> _REQUEST_:
Copy verbatim every line from the first one down through the line containing "correspondence-heading: (Corrispondenza particolare", both included.

> _EXTRACTED MATERIAL_:
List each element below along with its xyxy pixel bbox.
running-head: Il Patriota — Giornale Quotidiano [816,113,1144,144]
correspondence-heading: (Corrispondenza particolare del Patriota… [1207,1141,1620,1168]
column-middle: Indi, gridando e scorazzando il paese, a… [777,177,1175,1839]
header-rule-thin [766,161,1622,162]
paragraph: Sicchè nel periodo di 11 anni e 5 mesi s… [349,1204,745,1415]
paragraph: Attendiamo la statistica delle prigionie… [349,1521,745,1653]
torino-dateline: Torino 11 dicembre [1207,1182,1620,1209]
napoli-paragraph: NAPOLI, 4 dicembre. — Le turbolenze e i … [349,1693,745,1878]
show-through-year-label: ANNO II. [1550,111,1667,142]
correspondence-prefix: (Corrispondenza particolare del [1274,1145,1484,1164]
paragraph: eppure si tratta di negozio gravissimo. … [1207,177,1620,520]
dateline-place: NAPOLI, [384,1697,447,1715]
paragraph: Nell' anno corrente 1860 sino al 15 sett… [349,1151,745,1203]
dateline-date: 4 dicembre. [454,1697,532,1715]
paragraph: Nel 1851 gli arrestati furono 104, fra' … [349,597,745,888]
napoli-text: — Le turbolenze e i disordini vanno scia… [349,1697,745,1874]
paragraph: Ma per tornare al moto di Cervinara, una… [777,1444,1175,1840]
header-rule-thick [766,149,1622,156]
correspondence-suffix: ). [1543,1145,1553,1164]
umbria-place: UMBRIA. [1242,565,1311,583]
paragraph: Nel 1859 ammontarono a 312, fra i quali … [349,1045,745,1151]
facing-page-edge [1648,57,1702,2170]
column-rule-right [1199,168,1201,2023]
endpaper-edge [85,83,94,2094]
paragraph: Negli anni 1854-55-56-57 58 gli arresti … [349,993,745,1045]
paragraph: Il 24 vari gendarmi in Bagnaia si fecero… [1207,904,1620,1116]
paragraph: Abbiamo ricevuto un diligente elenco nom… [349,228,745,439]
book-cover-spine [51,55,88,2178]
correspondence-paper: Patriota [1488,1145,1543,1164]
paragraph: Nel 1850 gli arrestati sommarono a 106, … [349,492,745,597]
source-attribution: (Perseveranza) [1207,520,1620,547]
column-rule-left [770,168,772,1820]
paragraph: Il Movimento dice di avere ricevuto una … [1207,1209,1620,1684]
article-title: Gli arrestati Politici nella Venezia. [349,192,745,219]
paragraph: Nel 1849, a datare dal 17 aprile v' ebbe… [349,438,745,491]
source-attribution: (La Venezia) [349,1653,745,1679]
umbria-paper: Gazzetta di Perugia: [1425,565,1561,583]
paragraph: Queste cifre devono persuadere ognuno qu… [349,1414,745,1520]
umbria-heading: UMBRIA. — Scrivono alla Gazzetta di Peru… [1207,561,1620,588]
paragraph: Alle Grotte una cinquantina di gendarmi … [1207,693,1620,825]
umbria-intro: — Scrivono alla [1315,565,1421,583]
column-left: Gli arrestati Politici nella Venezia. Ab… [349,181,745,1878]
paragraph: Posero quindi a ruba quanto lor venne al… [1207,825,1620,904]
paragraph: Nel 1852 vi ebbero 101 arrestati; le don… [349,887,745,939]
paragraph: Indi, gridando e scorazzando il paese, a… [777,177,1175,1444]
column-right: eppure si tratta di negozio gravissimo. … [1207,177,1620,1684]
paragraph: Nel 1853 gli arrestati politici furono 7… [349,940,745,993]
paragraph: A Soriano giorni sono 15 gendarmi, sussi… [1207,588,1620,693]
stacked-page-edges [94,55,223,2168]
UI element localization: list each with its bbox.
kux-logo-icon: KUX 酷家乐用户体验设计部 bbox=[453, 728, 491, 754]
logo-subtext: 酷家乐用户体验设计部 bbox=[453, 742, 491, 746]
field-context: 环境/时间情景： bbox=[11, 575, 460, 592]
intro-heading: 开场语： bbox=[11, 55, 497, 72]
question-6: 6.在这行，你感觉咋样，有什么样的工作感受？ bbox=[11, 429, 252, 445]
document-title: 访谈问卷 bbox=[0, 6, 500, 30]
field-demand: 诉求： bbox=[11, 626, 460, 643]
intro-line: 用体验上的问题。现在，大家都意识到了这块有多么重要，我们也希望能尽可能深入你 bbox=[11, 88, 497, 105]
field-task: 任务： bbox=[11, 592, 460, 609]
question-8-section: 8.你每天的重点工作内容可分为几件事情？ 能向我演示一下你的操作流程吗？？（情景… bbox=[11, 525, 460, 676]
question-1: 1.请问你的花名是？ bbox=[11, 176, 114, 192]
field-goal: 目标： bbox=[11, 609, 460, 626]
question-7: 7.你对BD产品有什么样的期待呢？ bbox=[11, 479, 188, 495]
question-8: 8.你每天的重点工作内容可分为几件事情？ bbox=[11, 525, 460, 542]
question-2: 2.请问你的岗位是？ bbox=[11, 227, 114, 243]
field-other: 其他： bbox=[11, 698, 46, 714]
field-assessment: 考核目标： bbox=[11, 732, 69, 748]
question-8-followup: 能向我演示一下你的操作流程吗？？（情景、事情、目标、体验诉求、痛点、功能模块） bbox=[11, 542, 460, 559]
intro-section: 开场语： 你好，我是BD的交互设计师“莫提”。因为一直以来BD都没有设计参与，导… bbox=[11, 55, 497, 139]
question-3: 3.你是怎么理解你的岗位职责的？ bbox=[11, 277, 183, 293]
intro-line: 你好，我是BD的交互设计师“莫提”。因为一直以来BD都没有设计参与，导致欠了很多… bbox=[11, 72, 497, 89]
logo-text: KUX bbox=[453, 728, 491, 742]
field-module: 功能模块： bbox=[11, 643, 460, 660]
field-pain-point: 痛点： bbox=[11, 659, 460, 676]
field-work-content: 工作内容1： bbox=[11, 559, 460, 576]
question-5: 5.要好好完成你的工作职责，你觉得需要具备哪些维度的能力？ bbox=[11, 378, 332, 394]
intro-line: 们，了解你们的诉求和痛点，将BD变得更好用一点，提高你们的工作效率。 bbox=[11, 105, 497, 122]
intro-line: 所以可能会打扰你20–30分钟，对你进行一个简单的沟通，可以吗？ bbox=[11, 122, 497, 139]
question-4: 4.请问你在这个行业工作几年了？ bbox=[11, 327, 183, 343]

> _THE RESPONSE_:
List each element below along with its xyxy pixel bbox.
running-head: Il Patriota — Giornale Quotidiano [816,113,1144,144]
correspondence-heading: (Corrispondenza particolare del Patriota… [1207,1141,1620,1168]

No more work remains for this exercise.